**Supplied text**
------------

= Andrew Dyas MacLean =

Canadian naval officer, journalist, and publisher

Andrew Dyas MacLean (November 20, 1896 – January 22, 1971) was a Canadian naval officer, journalist, and publisher. His role in a controversy over Canadian naval operations in 1943, near the height of the Battle of the Atlantic, continues to be debated by Canadian naval historians. In 1943 MacLean's criticisms of the leadership of the Royal Canadian Navy, based on his personal experience and published in one of his magazines, led to questions in the House of Commons about the management of naval operations. Further investigations later that year eroded beyond repair the naval minister's confidence in Vice-Admiral Percy Nelles, until then chief of the Canadian naval staff, and Nelles was replaced early in 1944.

==Early years==

Andrew MacLean was born in Toronto, the only child of Hugh Cameron MacLean and Elizabeth ('Bessie') Emma Matilda (née Dyas) MacLean. His mother died when he was six months old and he was raised by his maternal grandmother, Emma Ball Dyas. His grandfather, Thomas W. Dyas, was the advertising and circulations manager of The Toronto Mail and of the Toronto Empire, and a founder of A. McKim and Company, the first advertising agency in Canada. MacLean was educated at Appleby College, Upper Canada College, and University of Toronto Schools.

==The Maclean publishing enterprises ==

In the 1880s and 1890s, MacLean's father Hugh and uncle John Bayne Maclean — they adopted different spellings of their surname – worked together to build a substantial Canadian publishing enterprise. In 1899 J.B. Maclean bought out his brother and assumed full control of the Maclean Publishing Company, which later became Maclean-Hunter and then Rogers Communications. Hugh MacLean built a separate company, Hugh C. MacLean Publications, later part of Southam Publishing, then Canwest and then Postmedia News.

------------

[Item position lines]
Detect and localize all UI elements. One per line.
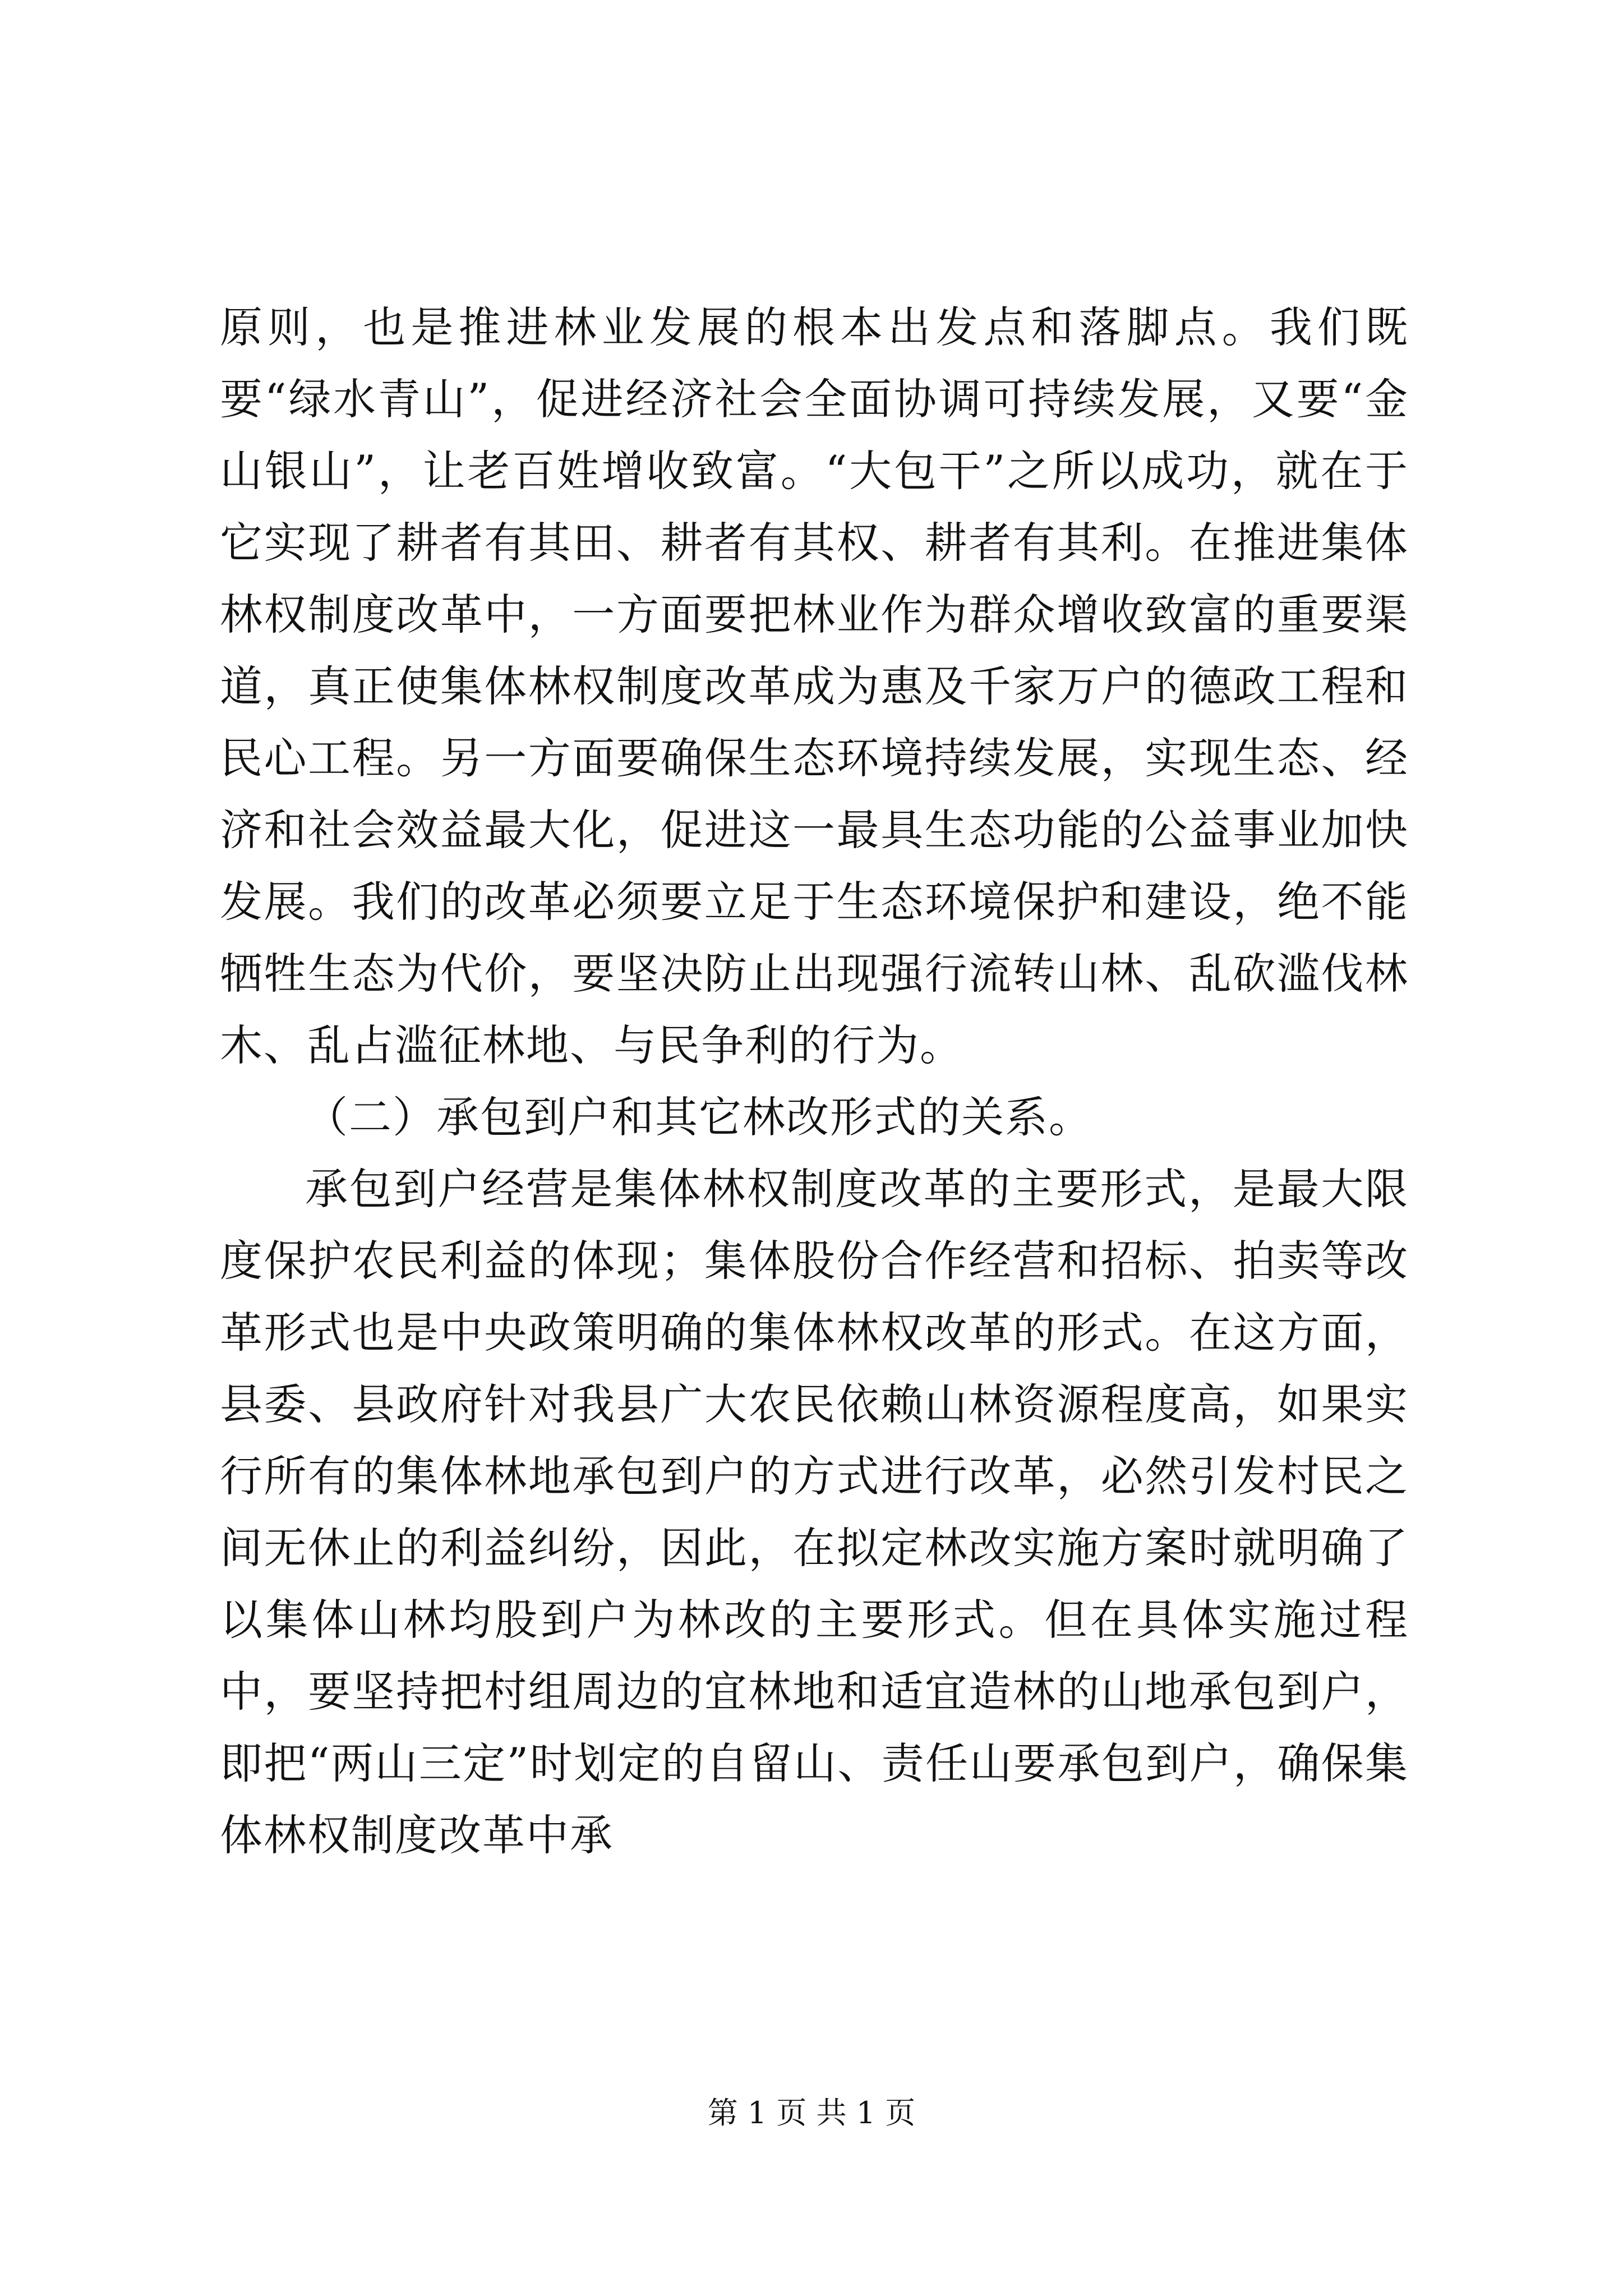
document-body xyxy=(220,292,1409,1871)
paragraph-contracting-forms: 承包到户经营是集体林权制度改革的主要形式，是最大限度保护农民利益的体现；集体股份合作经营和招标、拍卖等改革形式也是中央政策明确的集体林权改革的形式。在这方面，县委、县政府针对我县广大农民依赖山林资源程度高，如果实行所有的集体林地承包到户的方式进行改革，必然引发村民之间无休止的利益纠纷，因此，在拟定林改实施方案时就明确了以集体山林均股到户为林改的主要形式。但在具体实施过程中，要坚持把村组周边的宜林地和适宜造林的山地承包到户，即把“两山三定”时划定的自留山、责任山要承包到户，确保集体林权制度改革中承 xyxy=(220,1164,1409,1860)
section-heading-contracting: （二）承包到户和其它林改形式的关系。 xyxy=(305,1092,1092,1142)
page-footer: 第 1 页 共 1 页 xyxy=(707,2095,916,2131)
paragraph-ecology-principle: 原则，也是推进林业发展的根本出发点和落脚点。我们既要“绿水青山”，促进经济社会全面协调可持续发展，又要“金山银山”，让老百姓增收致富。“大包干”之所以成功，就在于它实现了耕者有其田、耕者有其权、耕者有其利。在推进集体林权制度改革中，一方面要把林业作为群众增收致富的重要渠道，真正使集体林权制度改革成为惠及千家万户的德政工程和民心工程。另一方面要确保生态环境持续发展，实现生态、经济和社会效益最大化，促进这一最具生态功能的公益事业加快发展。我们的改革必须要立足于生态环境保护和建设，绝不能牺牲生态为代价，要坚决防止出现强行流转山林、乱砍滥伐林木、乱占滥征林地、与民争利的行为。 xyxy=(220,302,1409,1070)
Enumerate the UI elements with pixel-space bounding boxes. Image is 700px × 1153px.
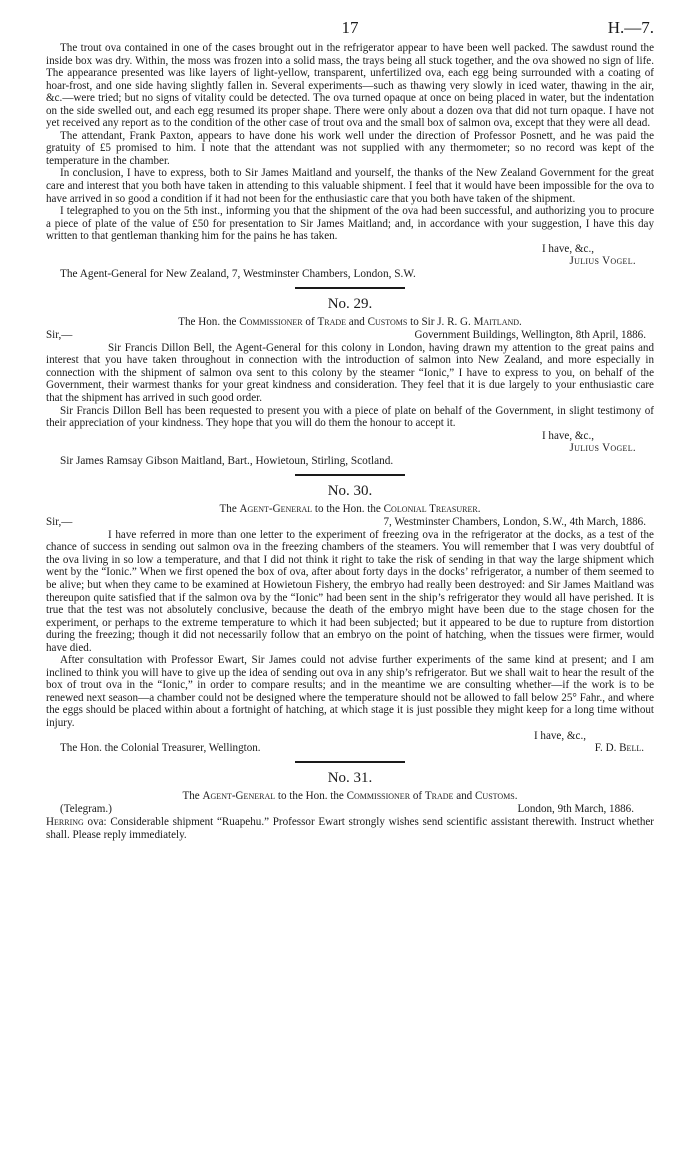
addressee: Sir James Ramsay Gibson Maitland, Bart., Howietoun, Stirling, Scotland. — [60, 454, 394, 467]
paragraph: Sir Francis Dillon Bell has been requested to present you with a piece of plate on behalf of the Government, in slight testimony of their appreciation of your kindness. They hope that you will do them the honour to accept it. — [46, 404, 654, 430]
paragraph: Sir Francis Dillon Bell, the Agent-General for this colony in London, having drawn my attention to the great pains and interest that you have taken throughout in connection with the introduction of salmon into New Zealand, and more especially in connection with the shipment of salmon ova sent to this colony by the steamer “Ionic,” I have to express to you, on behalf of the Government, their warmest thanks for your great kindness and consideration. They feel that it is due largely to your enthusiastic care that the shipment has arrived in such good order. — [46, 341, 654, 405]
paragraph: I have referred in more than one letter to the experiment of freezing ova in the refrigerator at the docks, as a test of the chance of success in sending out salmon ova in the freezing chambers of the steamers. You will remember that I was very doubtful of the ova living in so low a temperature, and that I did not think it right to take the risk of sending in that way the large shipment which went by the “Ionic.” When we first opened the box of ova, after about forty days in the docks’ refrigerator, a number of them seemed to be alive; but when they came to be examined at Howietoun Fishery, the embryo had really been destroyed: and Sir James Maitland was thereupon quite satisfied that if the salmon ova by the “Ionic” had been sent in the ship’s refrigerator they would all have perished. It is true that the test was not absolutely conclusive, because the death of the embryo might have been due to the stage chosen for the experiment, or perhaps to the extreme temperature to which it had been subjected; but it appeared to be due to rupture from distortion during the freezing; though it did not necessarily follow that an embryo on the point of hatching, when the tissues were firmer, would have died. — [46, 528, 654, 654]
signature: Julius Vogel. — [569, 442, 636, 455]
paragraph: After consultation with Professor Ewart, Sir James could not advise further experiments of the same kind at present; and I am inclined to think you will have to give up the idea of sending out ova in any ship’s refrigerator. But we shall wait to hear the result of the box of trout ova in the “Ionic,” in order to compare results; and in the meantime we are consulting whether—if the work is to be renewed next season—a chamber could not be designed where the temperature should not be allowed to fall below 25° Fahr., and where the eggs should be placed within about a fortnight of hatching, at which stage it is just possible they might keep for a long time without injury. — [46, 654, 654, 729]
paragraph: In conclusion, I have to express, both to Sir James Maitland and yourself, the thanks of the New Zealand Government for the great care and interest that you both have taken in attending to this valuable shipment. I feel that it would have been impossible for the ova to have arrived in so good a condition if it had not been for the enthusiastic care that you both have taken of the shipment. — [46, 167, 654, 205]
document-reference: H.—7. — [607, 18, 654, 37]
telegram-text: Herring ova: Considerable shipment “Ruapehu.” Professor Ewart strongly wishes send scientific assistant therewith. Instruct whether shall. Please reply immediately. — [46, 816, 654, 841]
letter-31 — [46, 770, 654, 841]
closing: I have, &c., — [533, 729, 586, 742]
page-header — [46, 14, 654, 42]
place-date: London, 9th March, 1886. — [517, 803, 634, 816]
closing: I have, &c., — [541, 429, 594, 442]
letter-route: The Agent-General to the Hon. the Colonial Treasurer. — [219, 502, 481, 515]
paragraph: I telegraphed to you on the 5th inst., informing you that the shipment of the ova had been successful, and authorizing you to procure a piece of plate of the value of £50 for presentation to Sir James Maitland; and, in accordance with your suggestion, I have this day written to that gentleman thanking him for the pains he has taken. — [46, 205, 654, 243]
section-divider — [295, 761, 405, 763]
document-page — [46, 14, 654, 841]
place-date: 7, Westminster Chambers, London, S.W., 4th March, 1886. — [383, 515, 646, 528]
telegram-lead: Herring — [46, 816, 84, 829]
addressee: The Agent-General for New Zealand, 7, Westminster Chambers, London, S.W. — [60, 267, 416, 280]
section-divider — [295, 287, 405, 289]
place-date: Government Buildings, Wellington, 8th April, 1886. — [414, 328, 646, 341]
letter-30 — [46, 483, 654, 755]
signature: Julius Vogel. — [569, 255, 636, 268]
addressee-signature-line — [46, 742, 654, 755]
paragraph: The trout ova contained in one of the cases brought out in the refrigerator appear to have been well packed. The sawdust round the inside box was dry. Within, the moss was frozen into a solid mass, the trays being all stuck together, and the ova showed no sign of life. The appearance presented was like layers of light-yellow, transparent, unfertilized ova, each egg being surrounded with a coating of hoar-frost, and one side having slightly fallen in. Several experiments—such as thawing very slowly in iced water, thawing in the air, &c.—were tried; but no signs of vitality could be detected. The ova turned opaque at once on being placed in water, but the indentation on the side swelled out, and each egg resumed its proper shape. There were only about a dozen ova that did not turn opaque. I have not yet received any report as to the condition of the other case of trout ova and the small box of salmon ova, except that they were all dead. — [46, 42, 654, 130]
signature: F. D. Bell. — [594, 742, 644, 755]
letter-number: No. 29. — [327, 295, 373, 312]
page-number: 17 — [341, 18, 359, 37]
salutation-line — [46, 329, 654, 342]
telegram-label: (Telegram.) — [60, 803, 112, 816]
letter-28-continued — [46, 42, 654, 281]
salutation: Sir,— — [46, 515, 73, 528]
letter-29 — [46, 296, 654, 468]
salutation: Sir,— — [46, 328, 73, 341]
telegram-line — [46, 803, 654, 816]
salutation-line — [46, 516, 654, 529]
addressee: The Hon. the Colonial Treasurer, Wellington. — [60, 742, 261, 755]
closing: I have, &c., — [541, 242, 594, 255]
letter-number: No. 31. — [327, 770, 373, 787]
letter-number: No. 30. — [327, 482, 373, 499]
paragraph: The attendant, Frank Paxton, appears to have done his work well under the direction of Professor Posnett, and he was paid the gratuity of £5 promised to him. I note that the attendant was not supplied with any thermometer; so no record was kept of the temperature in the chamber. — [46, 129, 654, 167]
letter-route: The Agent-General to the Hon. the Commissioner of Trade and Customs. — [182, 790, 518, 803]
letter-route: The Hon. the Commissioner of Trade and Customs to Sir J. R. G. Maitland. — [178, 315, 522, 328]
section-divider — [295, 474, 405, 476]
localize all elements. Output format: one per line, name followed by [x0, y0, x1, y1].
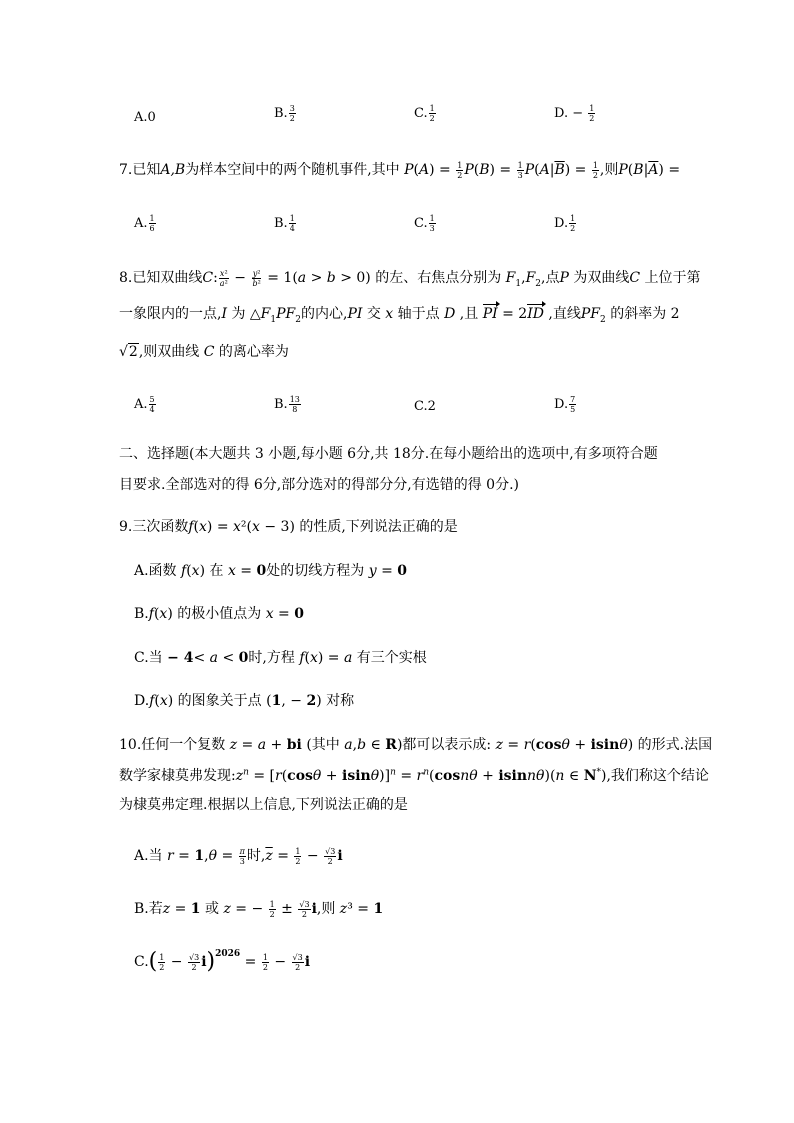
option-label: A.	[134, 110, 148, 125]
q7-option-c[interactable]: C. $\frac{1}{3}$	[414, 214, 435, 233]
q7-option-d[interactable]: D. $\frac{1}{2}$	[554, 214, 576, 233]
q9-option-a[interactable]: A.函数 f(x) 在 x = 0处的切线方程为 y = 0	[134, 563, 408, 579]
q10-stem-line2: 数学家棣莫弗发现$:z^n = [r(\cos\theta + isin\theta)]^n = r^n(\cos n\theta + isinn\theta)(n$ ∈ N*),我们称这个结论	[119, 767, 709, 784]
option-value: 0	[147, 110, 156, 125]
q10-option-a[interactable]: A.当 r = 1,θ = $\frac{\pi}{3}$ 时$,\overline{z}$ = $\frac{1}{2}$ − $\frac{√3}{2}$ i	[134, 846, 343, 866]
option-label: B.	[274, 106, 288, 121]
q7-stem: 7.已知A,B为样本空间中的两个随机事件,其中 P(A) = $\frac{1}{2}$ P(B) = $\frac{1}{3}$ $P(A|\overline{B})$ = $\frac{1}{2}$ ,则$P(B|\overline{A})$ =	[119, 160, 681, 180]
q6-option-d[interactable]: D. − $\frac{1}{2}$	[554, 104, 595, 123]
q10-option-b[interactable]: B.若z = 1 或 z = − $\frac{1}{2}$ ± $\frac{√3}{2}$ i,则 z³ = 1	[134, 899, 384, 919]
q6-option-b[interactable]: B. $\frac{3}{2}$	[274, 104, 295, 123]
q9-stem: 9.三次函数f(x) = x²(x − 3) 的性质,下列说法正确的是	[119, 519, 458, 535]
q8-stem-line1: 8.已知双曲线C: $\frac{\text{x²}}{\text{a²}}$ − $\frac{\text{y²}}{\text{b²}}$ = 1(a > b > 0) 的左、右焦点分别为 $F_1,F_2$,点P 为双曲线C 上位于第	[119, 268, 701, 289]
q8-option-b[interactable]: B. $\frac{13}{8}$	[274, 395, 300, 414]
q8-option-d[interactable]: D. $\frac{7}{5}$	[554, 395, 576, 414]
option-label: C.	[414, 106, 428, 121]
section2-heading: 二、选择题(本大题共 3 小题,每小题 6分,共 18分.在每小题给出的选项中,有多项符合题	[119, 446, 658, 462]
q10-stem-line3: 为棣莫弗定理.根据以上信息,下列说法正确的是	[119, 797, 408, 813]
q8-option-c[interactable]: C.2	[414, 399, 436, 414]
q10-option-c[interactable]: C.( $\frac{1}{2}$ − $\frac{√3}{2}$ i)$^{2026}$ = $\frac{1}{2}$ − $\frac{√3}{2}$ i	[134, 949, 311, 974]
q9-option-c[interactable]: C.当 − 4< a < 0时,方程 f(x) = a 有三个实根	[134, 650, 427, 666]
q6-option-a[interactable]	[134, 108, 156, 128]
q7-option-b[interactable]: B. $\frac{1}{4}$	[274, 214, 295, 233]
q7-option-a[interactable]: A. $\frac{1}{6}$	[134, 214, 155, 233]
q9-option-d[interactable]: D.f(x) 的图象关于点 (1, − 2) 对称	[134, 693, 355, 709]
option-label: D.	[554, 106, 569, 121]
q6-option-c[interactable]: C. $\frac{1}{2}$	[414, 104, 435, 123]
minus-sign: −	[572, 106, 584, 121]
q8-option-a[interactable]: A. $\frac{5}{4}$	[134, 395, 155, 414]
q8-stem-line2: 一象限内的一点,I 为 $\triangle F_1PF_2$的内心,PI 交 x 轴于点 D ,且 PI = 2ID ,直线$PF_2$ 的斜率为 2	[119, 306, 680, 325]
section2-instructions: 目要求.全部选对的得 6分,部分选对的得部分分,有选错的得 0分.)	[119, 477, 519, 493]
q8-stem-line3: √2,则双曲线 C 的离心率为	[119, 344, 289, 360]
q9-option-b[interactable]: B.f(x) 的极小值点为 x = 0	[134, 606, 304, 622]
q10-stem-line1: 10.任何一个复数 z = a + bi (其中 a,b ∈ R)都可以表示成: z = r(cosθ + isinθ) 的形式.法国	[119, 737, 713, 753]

------------

**Task A**
Return the passage of the MacLean article starting at "Andrew Dyas MacLean (November" and ending at "early in 1944.".
**Task B**
According to the MacLean article, who raised Andrew MacLean after his mother died?
Rely only on the MacLean article, not the lines.

**Output A**
Andrew Dyas MacLean (November 20, 1896 – January 22, 1971) was a Canadian naval officer, journalist, and publisher. His role in a controversy over Canadian naval operations in 1943, near the height of the Battle of the Atlantic, continues to be debated by Canadian naval historians. In 1943 MacLean's criticisms of the leadership of the Royal Canadian Navy, based on his personal experience and published in one of his magazines, led to questions in the House of Commons about the management of naval operations. Further investigations later that year eroded beyond repair the naval minister's confidence in Vice-Admiral Percy Nelles, until then chief of the Canadian naval staff, and Nelles was replaced early in 1944.

**Output B**
His maternal grandmother, Emma Ball Dyas.